──────── Data

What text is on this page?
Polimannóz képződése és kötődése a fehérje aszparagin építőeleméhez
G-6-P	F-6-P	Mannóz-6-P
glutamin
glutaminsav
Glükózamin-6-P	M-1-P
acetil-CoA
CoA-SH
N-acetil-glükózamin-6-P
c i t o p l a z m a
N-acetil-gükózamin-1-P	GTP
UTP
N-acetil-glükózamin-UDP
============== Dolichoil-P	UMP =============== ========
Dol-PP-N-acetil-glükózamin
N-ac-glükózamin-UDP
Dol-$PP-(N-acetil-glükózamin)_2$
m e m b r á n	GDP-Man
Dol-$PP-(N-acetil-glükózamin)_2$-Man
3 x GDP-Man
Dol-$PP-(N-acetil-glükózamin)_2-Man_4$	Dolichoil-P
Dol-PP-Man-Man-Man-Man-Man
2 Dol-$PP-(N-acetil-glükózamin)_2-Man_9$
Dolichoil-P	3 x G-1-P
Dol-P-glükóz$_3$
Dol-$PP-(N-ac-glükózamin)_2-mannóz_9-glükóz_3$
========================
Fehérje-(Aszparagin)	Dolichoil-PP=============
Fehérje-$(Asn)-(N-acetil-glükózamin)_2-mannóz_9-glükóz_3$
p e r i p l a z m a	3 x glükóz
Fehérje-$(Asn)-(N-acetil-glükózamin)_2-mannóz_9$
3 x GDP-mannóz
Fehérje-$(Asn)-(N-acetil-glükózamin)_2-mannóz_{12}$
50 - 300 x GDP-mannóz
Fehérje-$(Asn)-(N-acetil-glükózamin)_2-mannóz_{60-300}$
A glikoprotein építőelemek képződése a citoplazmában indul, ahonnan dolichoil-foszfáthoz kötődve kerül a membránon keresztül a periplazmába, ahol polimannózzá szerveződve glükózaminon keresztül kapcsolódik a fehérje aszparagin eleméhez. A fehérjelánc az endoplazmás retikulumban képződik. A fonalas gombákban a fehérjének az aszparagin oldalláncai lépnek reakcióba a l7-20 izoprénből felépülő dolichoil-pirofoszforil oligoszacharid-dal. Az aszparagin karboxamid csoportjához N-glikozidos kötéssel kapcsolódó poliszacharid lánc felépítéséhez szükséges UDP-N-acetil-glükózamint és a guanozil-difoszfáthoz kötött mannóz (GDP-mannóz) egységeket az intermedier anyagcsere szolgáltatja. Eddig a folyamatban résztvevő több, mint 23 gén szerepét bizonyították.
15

────────────────

**Exercise goal**
Give back the entire listing exactly as it was written.

**Your solution**
What text is on this page?
Polimannóz képződése és kötődése a fehérje aszparagin építőeleméhez
G-6-P	F-6-P	Mannóz-6-P
glutamin
glutaminsav
Glükózamin-6-P	M-1-P
acetil-CoA
CoA-SH
N-acetil-glükózamin-6-P
c i t o p l a z m a
N-acetil-gükózamin-1-P	GTP
UTP
N-acetil-glükózamin-UDP
============== Dolichoil-P	UMP =============== ========
Dol-PP-N-acetil-glükózamin
N-ac-glükózamin-UDP
Dol-$PP-(N-acetil-glükózamin)_2$
m e m b r á n	GDP-Man
Dol-$PP-(N-acetil-glükózamin)_2$-Man
3 x GDP-Man
Dol-$PP-(N-acetil-glükózamin)_2-Man_4$	Dolichoil-P
Dol-PP-Man-Man-Man-Man-Man
2 Dol-$PP-(N-acetil-glükózamin)_2-Man_9$
Dolichoil-P	3 x G-1-P
Dol-P-glükóz$_3$
Dol-$PP-(N-ac-glükózamin)_2-mannóz_9-glükóz_3$
========================
Fehérje-(Aszparagin)	Dolichoil-PP=============
Fehérje-$(Asn)-(N-acetil-glükózamin)_2-mannóz_9-glükóz_3$
p e r i p l a z m a	3 x glükóz
Fehérje-$(Asn)-(N-acetil-glükózamin)_2-mannóz_9$
3 x GDP-mannóz
Fehérje-$(Asn)-(N-acetil-glükózamin)_2-mannóz_{12}$
50 - 300 x GDP-mannóz
Fehérje-$(Asn)-(N-acetil-glükózamin)_2-mannóz_{60-300}$
A glikoprotein építőelemek képződése a citoplazmában indul, ahonnan dolichoil-foszfáthoz kötődve kerül a membránon keresztül a periplazmába, ahol polimannózzá szerveződve glükózaminon keresztül kapcsolódik a fehérje aszparagin eleméhez. A fehérjelánc az endoplazmás retikulumban képződik. A fonalas gombákban a fehérjének az aszparagin oldalláncai lépnek reakcióba a l7-20 izoprénből felépülő dolichoil-pirofoszforil oligoszacharid-dal. Az aszparagin karboxamid csoportjához N-glikozidos kötéssel kapcsolódó poliszacharid lánc felépítéséhez szükséges UDP-N-acetil-glükózamint és a guanozil-difoszfáthoz kötött mannóz (GDP-mannóz) egységeket az intermedier anyagcsere szolgáltatja. Eddig a folyamatban résztvevő több, mint 23 gén szerepét bizonyították.
15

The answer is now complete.